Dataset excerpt
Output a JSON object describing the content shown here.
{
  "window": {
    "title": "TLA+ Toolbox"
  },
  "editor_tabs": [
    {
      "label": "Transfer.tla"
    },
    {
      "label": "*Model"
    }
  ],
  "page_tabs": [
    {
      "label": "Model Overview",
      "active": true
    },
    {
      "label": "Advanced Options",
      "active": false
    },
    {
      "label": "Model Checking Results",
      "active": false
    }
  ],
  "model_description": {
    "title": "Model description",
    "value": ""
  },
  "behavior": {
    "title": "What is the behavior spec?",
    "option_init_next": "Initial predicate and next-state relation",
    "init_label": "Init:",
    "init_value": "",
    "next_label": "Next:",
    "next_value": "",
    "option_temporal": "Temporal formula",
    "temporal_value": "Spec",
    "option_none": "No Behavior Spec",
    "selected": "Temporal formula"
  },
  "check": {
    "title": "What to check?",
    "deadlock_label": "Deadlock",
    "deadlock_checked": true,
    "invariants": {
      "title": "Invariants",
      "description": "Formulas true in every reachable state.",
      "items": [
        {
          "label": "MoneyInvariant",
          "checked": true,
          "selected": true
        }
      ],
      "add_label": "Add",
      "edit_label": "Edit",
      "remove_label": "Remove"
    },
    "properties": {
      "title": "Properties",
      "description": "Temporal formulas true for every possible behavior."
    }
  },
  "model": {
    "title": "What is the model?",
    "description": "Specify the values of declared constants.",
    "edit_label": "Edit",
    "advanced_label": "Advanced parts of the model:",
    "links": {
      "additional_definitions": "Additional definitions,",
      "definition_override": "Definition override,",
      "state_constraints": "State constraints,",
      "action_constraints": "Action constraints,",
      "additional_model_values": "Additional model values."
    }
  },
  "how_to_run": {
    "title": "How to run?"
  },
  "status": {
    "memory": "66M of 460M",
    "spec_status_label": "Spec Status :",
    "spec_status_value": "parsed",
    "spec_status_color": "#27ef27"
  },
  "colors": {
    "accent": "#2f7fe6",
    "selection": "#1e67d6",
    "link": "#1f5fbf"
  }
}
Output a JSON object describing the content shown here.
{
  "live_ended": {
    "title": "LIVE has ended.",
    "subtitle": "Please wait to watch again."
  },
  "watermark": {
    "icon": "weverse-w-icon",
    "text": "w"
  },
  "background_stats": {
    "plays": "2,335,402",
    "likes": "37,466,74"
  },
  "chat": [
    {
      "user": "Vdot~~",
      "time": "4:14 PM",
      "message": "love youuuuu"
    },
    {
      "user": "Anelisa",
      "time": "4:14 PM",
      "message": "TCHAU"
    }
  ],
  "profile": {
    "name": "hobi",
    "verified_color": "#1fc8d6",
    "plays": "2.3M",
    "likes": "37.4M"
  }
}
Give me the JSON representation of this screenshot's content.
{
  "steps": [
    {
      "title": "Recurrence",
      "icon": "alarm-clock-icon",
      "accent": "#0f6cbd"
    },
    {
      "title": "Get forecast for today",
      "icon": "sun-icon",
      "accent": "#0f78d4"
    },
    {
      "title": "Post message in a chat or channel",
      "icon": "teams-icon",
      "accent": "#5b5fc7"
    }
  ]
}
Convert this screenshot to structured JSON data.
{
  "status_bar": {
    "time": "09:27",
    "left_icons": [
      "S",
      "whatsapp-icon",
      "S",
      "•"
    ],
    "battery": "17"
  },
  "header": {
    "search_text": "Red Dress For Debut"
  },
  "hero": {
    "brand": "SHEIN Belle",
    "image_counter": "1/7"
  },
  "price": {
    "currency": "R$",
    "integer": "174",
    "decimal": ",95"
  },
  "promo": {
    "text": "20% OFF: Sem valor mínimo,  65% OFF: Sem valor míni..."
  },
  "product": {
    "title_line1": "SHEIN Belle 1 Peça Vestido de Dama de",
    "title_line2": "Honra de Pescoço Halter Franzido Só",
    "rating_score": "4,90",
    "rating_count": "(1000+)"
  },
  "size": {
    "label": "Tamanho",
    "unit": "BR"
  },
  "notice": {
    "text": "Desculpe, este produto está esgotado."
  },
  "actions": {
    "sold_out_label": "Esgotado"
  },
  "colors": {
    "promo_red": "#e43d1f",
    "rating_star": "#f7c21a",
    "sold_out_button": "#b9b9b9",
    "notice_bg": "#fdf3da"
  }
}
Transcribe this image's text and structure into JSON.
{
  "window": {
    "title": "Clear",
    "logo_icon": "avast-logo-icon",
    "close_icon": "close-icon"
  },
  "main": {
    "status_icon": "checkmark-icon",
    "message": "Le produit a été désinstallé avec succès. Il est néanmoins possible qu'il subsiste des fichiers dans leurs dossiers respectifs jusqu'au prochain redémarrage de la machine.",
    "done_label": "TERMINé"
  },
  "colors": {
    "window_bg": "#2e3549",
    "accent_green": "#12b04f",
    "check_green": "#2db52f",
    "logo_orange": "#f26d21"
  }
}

* **Work instructions**:
Restate every record exactly, leaving nothing out.

* **Solution to this exercise**:
Output a JSON object describing the content shown here.
{
  "window": {
    "title": "TLA+ Toolbox"
  },
  "editor_tabs": [
    {
      "label": "Transfer.tla"
    },
    {
      "label": "*Model"
    }
  ],
  "page_tabs": [
    {
      "label": "Model Overview",
      "active": true
    },
    {
      "label": "Advanced Options",
      "active": false
    },
    {
      "label": "Model Checking Results",
      "active": false
    }
  ],
  "model_description": {
    "title": "Model description",
    "value": ""
  },
  "behavior": {
    "title": "What is the behavior spec?",
    "option_init_next": "Initial predicate and next-state relation",
    "init_label": "Init:",
    "init_value": "",
    "next_label": "Next:",
    "next_value": "",
    "option_temporal": "Temporal formula",
    "temporal_value": "Spec",
    "option_none": "No Behavior Spec",
    "selected": "Temporal formula"
  },
  "check": {
    "title": "What to check?",
    "deadlock_label": "Deadlock",
    "deadlock_checked": true,
    "invariants": {
      "title": "Invariants",
      "description": "Formulas true in every reachable state.",
      "items": [
        {
          "label": "MoneyInvariant",
          "checked": true,
          "selected": true
        }
      ],
      "add_label": "Add",
      "edit_label": "Edit",
      "remove_label": "Remove"
    },
    "properties": {
      "title": "Properties",
      "description": "Temporal formulas true for every possible behavior."
    }
  },
  "model": {
    "title": "What is the model?",
    "description": "Specify the values of declared constants.",
    "edit_label": "Edit",
    "advanced_label": "Advanced parts of the model:",
    "links": {
      "additional_definitions": "Additional definitions,",
      "definition_override": "Definition override,",
      "state_constraints": "State constraints,",
      "action_constraints": "Action constraints,",
      "additional_model_values": "Additional model values."
    }
  },
  "how_to_run": {
    "title": "How to run?"
  },
  "status": {
    "memory": "66M of 460M",
    "spec_status_label": "Spec Status :",
    "spec_status_value": "parsed",
    "spec_status_color": "#27ef27"
  },
  "colors": {
    "accent": "#2f7fe6",
    "selection": "#1e67d6",
    "link": "#1f5fbf"
  }
}
Output a JSON object describing the content shown here.
{
  "live_ended": {
    "title": "LIVE has ended.",
    "subtitle": "Please wait to watch again."
  },
  "watermark": {
    "icon": "weverse-w-icon",
    "text": "w"
  },
  "background_stats": {
    "plays": "2,335,402",
    "likes": "37,466,74"
  },
  "chat": [
    {
      "user": "Vdot~~",
      "time": "4:14 PM",
      "message": "love youuuuu"
    },
    {
      "user": "Anelisa",
      "time": "4:14 PM",
      "message": "TCHAU"
    }
  ],
  "profile": {
    "name": "hobi",
    "verified_color": "#1fc8d6",
    "plays": "2.3M",
    "likes": "37.4M"
  }
}
Give me the JSON representation of this screenshot's content.
{
  "steps": [
    {
      "title": "Recurrence",
      "icon": "alarm-clock-icon",
      "accent": "#0f6cbd"
    },
    {
      "title": "Get forecast for today",
      "icon": "sun-icon",
      "accent": "#0f78d4"
    },
    {
      "title": "Post message in a chat or channel",
      "icon": "teams-icon",
      "accent": "#5b5fc7"
    }
  ]
}
Convert this screenshot to structured JSON data.
{
  "status_bar": {
    "time": "09:27",
    "left_icons": [
      "S",
      "whatsapp-icon",
      "S",
      "•"
    ],
    "battery": "17"
  },
  "header": {
    "search_text": "Red Dress For Debut"
  },
  "hero": {
    "brand": "SHEIN Belle",
    "image_counter": "1/7"
  },
  "price": {
    "currency": "R$",
    "integer": "174",
    "decimal": ",95"
  },
  "promo": {
    "text": "20% OFF: Sem valor mínimo,  65% OFF: Sem valor míni..."
  },
  "product": {
    "title_line1": "SHEIN Belle 1 Peça Vestido de Dama de",
    "title_line2": "Honra de Pescoço Halter Franzido Só",
    "rating_score": "4,90",
    "rating_count": "(1000+)"
  },
  "size": {
    "label": "Tamanho",
    "unit": "BR"
  },
  "notice": {
    "text": "Desculpe, este produto está esgotado."
  },
  "actions": {
    "sold_out_label": "Esgotado"
  },
  "colors": {
    "promo_red": "#e43d1f",
    "rating_star": "#f7c21a",
    "sold_out_button": "#b9b9b9",
    "notice_bg": "#fdf3da"
  }
}
Transcribe this image's text and structure into JSON.
{
  "window": {
    "title": "Clear",
    "logo_icon": "avast-logo-icon",
    "close_icon": "close-icon"
  },
  "main": {
    "status_icon": "checkmark-icon",
    "message": "Le produit a été désinstallé avec succès. Il est néanmoins possible qu'il subsiste des fichiers dans leurs dossiers respectifs jusqu'au prochain redémarrage de la machine.",
    "done_label": "TERMINé"
  },
  "colors": {
    "window_bg": "#2e3549",
    "accent_green": "#12b04f",
    "check_green": "#2db52f",
    "logo_orange": "#f26d21"
  }
}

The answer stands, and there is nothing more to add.